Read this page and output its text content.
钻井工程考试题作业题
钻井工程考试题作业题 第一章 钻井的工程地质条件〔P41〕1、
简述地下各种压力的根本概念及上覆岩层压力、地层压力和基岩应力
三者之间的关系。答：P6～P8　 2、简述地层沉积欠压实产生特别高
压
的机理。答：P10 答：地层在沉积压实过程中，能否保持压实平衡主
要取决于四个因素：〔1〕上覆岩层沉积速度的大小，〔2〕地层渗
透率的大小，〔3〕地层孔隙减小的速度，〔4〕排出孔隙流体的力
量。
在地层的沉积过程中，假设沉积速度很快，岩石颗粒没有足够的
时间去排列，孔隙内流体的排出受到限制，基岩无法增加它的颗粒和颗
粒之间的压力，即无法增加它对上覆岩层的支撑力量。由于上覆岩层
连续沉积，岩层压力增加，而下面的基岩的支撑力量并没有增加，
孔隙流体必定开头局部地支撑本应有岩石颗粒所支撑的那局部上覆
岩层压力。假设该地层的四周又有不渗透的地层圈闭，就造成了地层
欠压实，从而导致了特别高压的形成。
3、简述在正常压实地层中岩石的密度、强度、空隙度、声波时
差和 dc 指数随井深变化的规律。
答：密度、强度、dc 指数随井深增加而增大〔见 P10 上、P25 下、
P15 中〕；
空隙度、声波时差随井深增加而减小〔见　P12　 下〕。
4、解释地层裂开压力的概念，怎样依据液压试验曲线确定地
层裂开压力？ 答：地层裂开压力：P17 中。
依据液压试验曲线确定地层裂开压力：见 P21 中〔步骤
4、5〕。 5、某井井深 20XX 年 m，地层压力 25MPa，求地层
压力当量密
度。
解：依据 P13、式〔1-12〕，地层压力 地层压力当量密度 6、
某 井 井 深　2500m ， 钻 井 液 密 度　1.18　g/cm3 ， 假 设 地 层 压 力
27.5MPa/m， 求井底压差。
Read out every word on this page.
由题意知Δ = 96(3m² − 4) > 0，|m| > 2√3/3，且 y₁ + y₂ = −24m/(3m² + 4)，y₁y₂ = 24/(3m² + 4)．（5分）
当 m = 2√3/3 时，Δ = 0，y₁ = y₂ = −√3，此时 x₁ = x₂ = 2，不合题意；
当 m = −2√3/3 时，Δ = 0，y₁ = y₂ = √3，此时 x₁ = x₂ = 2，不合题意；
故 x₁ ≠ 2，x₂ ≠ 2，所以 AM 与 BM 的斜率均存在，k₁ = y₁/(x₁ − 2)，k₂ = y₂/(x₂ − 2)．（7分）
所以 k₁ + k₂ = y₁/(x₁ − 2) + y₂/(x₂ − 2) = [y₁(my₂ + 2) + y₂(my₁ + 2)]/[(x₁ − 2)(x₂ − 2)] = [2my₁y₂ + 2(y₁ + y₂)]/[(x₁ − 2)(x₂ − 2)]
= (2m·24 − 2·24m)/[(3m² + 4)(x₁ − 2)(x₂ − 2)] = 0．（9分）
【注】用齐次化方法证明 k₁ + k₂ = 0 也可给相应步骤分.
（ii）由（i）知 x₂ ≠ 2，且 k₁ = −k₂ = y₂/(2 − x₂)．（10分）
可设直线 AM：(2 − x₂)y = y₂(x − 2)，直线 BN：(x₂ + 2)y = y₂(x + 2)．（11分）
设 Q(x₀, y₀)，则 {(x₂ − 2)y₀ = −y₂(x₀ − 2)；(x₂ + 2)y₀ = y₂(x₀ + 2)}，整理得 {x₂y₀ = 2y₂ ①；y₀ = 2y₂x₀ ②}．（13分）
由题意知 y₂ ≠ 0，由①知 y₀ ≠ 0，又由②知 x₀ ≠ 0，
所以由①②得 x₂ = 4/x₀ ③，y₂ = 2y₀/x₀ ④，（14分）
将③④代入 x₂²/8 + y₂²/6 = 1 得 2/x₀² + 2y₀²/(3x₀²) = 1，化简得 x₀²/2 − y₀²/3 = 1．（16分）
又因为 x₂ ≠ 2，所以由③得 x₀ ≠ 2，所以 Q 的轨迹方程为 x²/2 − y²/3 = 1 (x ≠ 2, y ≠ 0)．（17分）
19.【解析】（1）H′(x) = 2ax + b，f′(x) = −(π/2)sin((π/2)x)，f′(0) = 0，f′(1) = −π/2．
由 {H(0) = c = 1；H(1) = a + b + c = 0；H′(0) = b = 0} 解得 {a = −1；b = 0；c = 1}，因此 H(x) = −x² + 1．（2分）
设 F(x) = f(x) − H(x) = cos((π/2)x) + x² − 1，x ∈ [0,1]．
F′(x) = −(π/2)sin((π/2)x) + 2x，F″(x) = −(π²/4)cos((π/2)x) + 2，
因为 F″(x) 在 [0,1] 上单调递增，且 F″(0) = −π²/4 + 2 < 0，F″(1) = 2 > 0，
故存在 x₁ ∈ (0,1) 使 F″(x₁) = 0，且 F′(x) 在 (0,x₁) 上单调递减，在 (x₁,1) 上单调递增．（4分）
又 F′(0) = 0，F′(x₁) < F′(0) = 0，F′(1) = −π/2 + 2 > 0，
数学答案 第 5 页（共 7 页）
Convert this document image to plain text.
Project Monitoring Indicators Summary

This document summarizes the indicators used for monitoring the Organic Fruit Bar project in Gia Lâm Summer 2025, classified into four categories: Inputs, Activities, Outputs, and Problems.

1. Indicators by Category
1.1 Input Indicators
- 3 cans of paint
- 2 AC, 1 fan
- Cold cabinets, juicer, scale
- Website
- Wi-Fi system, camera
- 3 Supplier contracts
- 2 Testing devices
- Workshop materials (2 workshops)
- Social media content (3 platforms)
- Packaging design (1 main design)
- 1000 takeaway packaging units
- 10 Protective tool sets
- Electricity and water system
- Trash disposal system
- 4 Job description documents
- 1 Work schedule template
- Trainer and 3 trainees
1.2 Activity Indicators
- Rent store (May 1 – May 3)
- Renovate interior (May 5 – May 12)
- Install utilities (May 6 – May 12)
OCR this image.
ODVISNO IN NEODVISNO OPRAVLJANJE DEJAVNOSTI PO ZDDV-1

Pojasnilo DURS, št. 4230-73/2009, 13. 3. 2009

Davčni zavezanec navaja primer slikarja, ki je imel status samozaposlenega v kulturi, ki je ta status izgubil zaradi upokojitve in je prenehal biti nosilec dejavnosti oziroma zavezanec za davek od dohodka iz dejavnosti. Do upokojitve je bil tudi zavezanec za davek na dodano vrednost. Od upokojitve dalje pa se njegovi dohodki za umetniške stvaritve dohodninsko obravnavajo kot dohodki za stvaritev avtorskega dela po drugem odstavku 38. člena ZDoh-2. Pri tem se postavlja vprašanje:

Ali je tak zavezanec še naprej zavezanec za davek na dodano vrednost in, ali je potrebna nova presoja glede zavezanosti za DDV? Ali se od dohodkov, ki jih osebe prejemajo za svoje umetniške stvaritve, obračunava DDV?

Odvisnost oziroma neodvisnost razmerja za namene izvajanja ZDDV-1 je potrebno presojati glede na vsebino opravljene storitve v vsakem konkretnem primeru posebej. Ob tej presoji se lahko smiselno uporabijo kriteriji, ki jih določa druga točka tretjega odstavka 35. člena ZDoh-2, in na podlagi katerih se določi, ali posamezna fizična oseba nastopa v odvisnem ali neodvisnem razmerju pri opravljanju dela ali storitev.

§ Given problem
Pull out all lines containing "Read".

§ Final answer
Read this page and output its text content.
Read out every word on this page.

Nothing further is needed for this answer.